**Exercise objective:** Express every line of the items as a Markdown table with columns n and Line, numbering the rows and leaving out any blank lines.

**Raw records:**
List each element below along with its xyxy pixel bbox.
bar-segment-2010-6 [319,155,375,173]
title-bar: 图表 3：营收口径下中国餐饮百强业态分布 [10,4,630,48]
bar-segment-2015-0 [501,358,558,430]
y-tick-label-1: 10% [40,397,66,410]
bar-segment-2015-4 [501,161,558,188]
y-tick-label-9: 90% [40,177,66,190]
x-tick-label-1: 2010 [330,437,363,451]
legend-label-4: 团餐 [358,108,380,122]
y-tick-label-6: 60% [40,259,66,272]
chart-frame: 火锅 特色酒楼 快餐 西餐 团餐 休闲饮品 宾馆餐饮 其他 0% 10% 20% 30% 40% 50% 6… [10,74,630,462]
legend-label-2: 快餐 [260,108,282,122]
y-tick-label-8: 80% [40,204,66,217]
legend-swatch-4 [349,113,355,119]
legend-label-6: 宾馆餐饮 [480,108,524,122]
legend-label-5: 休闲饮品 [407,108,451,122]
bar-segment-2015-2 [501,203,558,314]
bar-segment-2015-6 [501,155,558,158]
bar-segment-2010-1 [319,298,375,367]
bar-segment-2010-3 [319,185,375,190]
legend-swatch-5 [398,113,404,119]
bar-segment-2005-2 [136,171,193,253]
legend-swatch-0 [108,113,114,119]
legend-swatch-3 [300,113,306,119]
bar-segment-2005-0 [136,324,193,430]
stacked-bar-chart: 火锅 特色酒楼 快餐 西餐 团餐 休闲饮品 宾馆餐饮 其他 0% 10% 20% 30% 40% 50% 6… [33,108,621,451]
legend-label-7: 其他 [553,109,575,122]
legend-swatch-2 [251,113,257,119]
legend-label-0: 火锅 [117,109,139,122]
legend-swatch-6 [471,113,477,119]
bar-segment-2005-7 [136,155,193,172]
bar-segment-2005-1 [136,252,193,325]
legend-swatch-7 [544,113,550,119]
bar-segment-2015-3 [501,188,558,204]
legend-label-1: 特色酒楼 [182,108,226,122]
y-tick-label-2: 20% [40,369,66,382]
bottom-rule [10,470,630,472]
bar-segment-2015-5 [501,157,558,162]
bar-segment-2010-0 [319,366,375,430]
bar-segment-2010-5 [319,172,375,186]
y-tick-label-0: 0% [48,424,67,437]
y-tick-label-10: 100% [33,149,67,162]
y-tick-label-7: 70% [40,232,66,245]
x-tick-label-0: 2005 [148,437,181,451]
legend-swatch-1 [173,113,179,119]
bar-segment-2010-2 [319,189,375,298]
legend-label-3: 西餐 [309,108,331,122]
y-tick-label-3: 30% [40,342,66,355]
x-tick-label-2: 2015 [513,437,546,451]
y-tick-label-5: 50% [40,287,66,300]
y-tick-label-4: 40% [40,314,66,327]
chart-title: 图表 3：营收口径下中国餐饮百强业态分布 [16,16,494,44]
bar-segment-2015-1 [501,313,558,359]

**Expected answer:**
| n | Line |
|---|---|
| 1 | List each element below along with its xyxy pixel bbox. |
| 2 | bar-segment-2010-6 [319,155,375,173] |
| 3 | title-bar: 图表 3：营收口径下中国餐饮百强业态分布 [10,4,630,48] |
| 4 | bar-segment-2015-0 [501,358,558,430] |
| 5 | y-tick-label-1: 10% [40,397,66,410] |
| 6 | bar-segment-2015-4 [501,161,558,188] |
| 7 | y-tick-label-9: 90% [40,177,66,190] |
| 8 | x-tick-label-1: 2010 [330,437,363,451] |
| 9 | legend-label-4: 团餐 [358,108,380,122] |
| 10 | y-tick-label-6: 60% [40,259,66,272] |
| 11 | chart-frame: 火锅 特色酒楼 快餐 西餐 团餐 休闲饮品 宾馆餐饮 其他 0% 10% 20% 30% 40% 50% 6… [10,74,630,462] |
| 12 | legend-label-2: 快餐 [260,108,282,122] |
| 13 | y-tick-label-8: 80% [40,204,66,217] |
| 14 | legend-swatch-4 [349,113,355,119] |
| 15 | legend-label-6: 宾馆餐饮 [480,108,524,122] |
| 16 | legend-label-5: 休闲饮品 [407,108,451,122] |
| 17 | bar-segment-2015-2 [501,203,558,314] |
| 18 | bar-segment-2015-6 [501,155,558,158] |
| 19 | bar-segment-2010-1 [319,298,375,367] |
| 20 | bar-segment-2010-3 [319,185,375,190] |
| 21 | legend-swatch-5 [398,113,404,119] |
| 22 | bar-segment-2005-2 [136,171,193,253] |
| 23 | legend-swatch-0 [108,113,114,119] |
| 24 | legend-swatch-3 [300,113,306,119] |
| 25 | bar-segment-2005-0 [136,324,193,430] |
| 26 | stacked-bar-chart: 火锅 特色酒楼 快餐 西餐 团餐 休闲饮品 宾馆餐饮 其他 0% 10% 20% 30% 40% 50% 6… [33,108,621,451] |
| 27 | legend-label-7: 其他 [553,109,575,122] |
| 28 | legend-swatch-2 [251,113,257,119] |
| 29 | legend-label-0: 火锅 [117,109,139,122] |
| 30 | legend-swatch-6 [471,113,477,119] |
| 31 | bar-segment-2005-7 [136,155,193,172] |
| 32 | bar-segment-2005-1 [136,252,193,325] |
| 33 | legend-swatch-7 [544,113,550,119] |
| 34 | bar-segment-2015-3 [501,188,558,204] |
| 35 | legend-label-1: 特色酒楼 [182,108,226,122] |
| 36 | y-tick-label-2: 20% [40,369,66,382] |
| 37 | bottom-rule [10,470,630,472] |
| 38 | bar-segment-2015-5 [501,157,558,162] |
| 39 | bar-segment-2010-0 [319,366,375,430] |
| 40 | bar-segment-2010-5 [319,172,375,186] |
| 41 | y-tick-label-0: 0% [48,424,67,437] |
| 42 | y-tick-label-10: 100% [33,149,67,162] |
| 43 | y-tick-label-7: 70% [40,232,66,245] |
| 44 | x-tick-label-0: 2005 [148,437,181,451] |
| 45 | legend-swatch-1 [173,113,179,119] |
| 46 | bar-segment-2010-2 [319,189,375,298] |
| 47 | legend-label-3: 西餐 [309,108,331,122] |
| 48 | y-tick-label-3: 30% [40,342,66,355] |
| 49 | x-tick-label-2: 2015 [513,437,546,451] |
| 50 | y-tick-label-5: 50% [40,287,66,300] |
| 51 | y-tick-label-4: 40% [40,314,66,327] |
| 52 | chart-title: 图表 3：营收口径下中国餐饮百强业态分布 [16,16,494,44] |
| 53 | bar-segment-2015-1 [501,313,558,359] |